WORK TO BE COMPLETED: Lines containing the string "аэромассажа" are to be collected in full.

EXTRACTED INFORMATION:

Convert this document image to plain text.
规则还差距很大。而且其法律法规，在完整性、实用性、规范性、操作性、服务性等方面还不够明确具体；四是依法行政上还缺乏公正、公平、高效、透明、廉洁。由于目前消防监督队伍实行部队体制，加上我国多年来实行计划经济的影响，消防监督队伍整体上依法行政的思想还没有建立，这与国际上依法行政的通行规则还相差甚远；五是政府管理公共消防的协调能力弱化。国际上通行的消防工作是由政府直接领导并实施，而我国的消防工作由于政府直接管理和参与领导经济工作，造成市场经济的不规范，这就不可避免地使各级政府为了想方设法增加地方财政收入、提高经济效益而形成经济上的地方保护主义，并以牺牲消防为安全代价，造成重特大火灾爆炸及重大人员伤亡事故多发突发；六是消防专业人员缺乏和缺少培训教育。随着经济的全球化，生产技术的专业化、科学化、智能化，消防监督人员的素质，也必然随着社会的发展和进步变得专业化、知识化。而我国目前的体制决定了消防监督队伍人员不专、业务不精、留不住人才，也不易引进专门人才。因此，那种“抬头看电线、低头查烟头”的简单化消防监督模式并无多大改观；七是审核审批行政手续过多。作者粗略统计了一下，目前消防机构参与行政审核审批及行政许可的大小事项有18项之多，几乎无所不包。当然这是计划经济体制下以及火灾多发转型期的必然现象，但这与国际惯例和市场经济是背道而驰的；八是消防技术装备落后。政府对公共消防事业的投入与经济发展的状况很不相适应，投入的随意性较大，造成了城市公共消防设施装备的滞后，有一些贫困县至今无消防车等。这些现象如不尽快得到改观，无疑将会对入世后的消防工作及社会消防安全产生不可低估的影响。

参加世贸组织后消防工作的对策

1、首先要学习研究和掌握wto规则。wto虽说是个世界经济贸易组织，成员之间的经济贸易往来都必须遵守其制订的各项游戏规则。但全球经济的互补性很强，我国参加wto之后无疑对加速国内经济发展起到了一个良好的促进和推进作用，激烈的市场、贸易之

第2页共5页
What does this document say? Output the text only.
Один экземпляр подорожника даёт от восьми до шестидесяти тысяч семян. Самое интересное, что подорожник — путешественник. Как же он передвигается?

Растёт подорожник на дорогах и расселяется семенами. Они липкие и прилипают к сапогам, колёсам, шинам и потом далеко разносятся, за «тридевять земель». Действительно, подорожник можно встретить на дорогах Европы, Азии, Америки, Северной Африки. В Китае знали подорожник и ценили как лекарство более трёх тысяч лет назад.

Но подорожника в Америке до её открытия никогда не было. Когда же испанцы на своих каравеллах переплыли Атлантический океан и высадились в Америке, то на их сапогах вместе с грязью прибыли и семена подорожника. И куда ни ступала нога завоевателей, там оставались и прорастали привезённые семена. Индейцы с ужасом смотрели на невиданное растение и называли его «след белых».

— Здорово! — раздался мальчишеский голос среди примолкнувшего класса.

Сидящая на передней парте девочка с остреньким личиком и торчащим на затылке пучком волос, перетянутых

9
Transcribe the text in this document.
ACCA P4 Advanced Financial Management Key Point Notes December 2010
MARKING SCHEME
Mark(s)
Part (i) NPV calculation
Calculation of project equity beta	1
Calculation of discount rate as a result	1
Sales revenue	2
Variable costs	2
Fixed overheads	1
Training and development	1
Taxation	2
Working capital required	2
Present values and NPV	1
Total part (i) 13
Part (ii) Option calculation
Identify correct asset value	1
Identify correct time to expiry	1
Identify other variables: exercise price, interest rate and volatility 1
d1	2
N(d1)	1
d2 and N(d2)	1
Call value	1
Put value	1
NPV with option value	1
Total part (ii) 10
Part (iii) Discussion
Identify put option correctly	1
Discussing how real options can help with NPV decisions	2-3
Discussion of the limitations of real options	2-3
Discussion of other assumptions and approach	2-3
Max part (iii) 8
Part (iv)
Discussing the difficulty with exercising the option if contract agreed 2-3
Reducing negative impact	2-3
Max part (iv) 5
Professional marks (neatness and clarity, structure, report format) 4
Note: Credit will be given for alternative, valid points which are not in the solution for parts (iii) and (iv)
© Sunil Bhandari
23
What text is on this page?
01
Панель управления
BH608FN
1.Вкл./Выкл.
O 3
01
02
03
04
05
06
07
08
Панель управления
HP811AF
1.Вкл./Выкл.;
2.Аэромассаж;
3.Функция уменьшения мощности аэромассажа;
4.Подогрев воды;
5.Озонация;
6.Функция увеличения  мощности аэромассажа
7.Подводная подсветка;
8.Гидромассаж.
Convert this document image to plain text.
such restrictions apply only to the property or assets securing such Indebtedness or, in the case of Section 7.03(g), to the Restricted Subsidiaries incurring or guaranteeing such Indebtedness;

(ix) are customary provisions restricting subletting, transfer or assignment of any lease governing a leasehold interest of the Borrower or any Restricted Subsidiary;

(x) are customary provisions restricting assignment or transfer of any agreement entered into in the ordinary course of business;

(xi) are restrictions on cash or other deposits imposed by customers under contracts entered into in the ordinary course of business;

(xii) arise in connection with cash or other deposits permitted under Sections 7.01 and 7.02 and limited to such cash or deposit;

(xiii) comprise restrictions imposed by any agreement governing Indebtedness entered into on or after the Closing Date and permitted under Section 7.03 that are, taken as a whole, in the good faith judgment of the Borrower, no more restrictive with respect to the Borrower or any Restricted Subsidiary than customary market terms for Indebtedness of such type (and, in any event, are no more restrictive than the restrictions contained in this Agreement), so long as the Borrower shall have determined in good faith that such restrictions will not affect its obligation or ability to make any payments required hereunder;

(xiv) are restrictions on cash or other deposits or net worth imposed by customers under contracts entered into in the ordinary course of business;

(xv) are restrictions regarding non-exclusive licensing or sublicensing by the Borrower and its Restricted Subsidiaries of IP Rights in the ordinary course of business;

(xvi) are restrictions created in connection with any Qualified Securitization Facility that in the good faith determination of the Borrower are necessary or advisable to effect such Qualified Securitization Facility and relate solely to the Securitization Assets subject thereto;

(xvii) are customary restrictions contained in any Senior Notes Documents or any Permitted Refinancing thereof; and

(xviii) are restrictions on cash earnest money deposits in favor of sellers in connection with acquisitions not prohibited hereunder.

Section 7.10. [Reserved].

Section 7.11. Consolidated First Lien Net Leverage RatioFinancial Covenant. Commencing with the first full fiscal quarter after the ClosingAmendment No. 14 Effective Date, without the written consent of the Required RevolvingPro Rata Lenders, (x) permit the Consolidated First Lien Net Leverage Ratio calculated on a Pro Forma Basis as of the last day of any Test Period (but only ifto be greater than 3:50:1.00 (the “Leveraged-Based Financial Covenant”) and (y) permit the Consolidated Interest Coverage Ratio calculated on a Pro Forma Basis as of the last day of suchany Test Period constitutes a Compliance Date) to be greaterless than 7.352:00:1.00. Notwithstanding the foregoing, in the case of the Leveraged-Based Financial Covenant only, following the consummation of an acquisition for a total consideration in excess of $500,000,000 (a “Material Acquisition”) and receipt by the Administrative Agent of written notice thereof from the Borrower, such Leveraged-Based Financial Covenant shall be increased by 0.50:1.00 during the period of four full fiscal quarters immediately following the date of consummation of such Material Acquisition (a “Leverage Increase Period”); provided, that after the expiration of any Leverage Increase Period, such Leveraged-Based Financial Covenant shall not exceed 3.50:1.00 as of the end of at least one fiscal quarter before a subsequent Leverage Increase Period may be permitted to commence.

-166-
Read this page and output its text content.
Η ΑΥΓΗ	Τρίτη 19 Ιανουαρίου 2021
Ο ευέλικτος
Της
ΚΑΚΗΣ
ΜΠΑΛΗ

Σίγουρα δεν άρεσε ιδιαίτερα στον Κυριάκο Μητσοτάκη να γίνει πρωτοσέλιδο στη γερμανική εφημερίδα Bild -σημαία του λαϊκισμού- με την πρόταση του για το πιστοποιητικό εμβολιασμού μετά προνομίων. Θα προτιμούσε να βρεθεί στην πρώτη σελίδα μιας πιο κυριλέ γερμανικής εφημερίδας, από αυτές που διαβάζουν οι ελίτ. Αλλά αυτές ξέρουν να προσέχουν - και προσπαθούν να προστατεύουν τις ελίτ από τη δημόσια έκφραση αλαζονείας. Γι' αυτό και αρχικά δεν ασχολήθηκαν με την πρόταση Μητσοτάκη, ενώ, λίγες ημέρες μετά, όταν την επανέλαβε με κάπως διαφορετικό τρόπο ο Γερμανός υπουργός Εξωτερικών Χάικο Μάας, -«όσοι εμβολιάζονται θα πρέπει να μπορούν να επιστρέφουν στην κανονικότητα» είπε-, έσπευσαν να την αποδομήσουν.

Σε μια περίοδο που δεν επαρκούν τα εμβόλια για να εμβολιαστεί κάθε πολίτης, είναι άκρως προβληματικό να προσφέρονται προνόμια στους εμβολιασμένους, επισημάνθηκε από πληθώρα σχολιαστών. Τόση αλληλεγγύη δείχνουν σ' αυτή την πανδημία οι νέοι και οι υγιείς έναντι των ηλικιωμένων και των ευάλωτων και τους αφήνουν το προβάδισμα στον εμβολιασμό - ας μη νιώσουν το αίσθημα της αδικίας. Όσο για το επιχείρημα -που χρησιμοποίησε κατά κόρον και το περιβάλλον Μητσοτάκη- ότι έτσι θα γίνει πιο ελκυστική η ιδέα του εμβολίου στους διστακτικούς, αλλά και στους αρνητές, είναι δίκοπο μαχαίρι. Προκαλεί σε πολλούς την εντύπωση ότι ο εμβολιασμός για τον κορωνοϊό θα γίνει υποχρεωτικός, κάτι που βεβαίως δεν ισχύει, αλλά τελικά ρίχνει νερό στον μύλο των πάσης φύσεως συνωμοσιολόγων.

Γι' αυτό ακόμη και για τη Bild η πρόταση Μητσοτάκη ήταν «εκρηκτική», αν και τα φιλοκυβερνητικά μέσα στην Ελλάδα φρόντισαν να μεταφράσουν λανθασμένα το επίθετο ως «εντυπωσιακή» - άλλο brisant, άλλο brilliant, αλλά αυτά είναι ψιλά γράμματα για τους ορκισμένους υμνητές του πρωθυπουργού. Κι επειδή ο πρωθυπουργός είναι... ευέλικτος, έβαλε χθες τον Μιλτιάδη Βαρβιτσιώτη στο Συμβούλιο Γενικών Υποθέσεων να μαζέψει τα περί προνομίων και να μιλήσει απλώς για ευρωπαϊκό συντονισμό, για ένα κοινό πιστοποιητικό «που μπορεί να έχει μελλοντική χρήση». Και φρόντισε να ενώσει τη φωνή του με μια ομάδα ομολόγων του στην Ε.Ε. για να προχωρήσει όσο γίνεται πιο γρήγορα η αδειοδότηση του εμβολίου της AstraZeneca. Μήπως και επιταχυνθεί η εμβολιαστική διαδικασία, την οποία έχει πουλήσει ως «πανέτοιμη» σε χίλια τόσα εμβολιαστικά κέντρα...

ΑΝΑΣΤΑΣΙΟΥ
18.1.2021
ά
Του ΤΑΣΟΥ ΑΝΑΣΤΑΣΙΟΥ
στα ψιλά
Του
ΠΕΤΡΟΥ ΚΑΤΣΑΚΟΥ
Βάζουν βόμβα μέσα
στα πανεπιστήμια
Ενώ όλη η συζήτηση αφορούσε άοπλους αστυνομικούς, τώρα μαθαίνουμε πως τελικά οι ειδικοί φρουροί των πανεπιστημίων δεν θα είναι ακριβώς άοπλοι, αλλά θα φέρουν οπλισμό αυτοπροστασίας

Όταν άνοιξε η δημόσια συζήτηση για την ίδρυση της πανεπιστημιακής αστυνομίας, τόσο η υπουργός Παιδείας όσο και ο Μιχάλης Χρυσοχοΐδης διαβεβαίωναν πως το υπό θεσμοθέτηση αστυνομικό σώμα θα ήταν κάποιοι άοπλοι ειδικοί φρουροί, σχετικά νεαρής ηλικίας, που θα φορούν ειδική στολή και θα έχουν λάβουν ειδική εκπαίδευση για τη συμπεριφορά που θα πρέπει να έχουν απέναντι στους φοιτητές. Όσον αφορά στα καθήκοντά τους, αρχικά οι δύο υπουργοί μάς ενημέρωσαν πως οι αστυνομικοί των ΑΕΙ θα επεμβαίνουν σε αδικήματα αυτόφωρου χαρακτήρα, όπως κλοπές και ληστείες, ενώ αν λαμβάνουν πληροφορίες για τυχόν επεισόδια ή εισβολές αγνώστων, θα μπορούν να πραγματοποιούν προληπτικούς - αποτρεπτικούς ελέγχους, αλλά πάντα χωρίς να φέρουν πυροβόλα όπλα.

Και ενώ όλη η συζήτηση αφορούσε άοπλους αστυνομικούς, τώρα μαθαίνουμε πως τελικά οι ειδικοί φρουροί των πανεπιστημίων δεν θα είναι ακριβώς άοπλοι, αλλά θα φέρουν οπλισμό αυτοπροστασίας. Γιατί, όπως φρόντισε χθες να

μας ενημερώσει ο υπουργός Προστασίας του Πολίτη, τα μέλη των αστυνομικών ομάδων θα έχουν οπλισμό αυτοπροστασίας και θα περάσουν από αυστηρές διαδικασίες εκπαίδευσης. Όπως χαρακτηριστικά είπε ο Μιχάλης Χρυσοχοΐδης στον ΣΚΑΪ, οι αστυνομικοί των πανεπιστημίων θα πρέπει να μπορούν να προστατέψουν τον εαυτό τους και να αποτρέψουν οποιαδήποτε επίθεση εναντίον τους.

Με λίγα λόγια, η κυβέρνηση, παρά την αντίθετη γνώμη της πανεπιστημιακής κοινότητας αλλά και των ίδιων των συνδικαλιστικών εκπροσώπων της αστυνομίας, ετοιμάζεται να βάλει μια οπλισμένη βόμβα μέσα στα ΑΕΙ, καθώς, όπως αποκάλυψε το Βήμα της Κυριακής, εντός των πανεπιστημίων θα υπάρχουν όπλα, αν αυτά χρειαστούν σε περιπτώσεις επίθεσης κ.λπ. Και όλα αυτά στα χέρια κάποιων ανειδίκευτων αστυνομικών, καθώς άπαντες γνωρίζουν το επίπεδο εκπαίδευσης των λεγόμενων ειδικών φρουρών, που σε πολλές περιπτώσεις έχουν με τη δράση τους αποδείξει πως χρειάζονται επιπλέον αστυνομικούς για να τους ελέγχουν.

ANSWER FOR THE TASK:
3.Функция уменьшения мощности аэромассажа;
6.Функция увеличения  мощности аэромассажа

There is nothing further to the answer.